_TASK REQUIREMENTS_.
Go through the listing below and gather every line with the word "this".

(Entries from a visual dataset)

----------

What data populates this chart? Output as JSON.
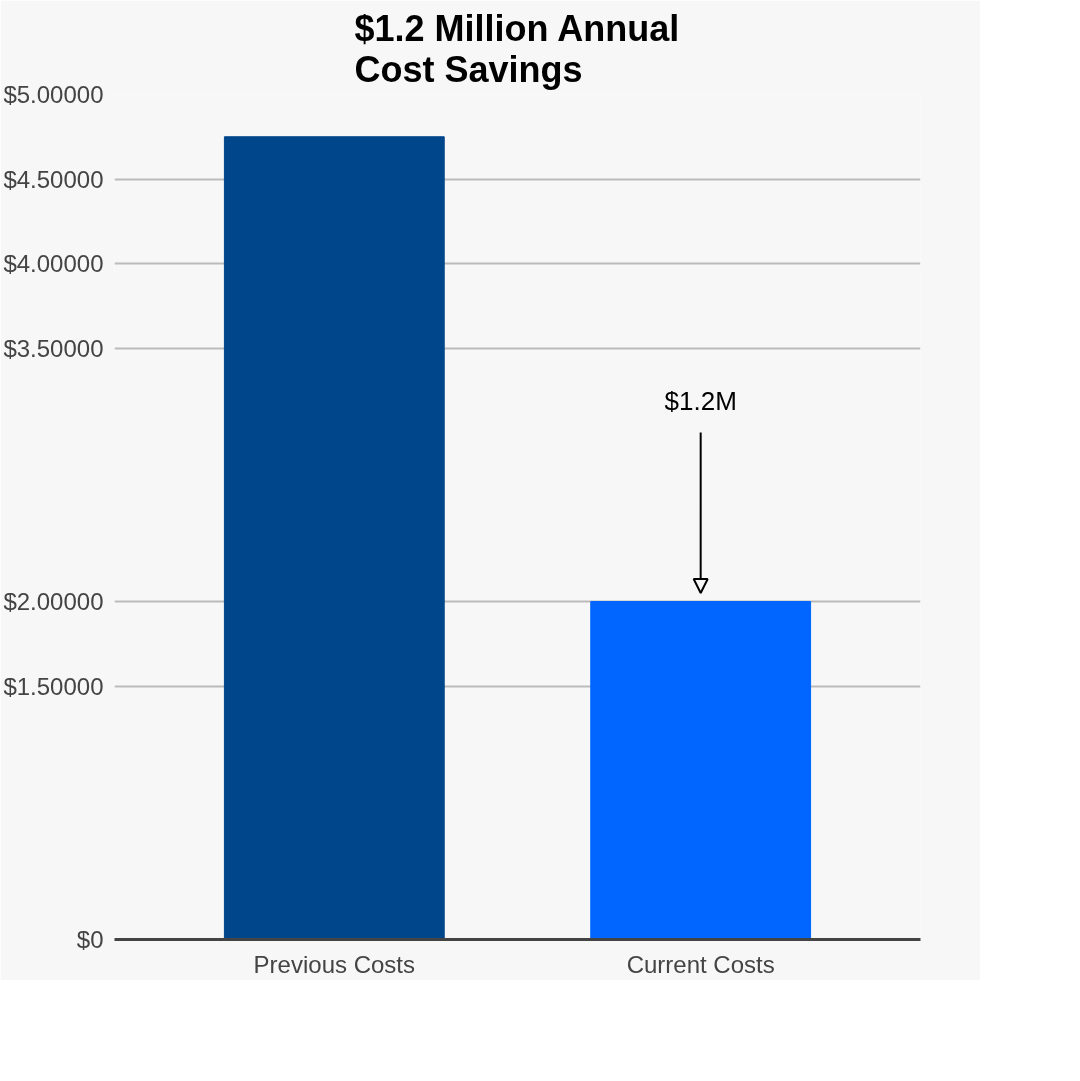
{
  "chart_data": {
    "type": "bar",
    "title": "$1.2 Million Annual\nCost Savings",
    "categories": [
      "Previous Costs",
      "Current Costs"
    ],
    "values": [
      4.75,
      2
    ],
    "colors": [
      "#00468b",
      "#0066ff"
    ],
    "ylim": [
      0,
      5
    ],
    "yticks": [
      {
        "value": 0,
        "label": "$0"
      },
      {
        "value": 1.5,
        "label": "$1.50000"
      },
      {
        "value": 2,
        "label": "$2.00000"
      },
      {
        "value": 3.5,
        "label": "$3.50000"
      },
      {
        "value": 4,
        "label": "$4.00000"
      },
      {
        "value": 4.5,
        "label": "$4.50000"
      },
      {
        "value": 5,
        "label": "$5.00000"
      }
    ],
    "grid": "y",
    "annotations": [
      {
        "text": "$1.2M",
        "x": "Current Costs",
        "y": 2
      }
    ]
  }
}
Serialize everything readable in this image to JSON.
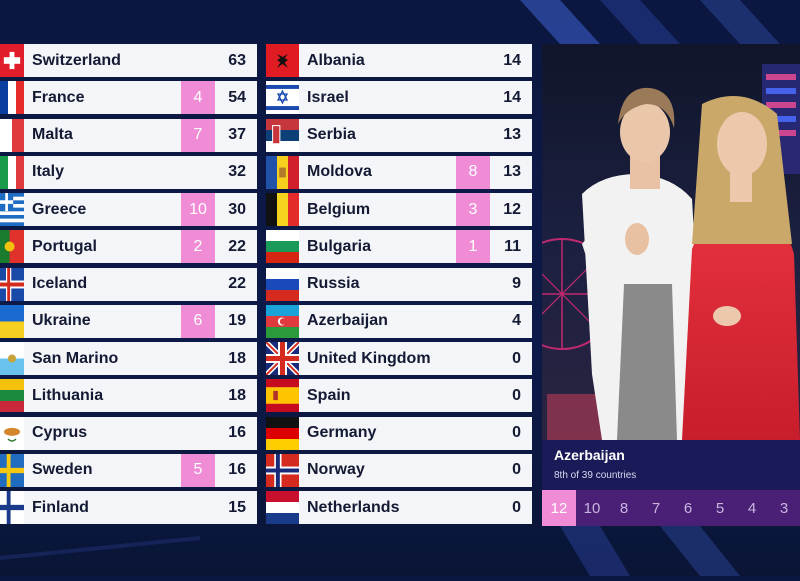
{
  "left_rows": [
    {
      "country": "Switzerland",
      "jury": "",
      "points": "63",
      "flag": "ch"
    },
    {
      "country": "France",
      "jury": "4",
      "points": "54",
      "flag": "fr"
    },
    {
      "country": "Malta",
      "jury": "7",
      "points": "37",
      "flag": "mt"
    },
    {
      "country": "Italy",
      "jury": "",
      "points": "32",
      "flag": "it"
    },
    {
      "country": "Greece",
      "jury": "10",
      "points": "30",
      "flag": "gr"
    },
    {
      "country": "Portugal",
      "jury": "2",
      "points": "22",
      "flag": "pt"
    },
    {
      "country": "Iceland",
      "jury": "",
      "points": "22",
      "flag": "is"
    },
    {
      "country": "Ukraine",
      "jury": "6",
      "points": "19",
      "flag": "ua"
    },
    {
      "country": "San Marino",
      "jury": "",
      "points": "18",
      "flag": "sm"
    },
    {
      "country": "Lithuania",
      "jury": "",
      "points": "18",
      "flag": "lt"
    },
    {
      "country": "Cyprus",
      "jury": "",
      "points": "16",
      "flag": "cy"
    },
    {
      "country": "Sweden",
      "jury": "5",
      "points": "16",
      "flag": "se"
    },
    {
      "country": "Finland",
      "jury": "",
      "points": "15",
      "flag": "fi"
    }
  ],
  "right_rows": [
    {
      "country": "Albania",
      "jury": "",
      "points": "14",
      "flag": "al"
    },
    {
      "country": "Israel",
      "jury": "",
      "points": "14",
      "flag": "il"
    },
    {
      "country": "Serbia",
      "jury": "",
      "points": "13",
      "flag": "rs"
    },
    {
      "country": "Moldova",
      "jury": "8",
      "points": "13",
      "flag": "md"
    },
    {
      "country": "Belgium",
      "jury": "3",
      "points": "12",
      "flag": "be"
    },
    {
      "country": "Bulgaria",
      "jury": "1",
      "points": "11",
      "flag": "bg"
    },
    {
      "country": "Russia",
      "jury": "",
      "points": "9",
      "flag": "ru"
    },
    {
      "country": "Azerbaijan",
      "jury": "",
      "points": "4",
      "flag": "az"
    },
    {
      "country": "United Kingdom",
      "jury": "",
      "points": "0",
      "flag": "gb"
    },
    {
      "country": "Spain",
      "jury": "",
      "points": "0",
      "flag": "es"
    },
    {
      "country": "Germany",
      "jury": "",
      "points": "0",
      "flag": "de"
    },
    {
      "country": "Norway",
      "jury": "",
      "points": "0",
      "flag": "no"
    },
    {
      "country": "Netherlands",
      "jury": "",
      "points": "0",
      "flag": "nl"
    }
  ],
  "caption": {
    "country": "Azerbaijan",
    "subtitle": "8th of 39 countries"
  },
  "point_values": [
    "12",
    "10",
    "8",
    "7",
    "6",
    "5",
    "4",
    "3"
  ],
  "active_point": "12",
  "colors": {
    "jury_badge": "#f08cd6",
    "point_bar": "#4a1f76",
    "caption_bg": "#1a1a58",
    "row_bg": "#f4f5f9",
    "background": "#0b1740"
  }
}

----------

_FINISHED ANSWER_.
What data populates this chart? Output as JSON.
Serialize everything readable in this image to JSON.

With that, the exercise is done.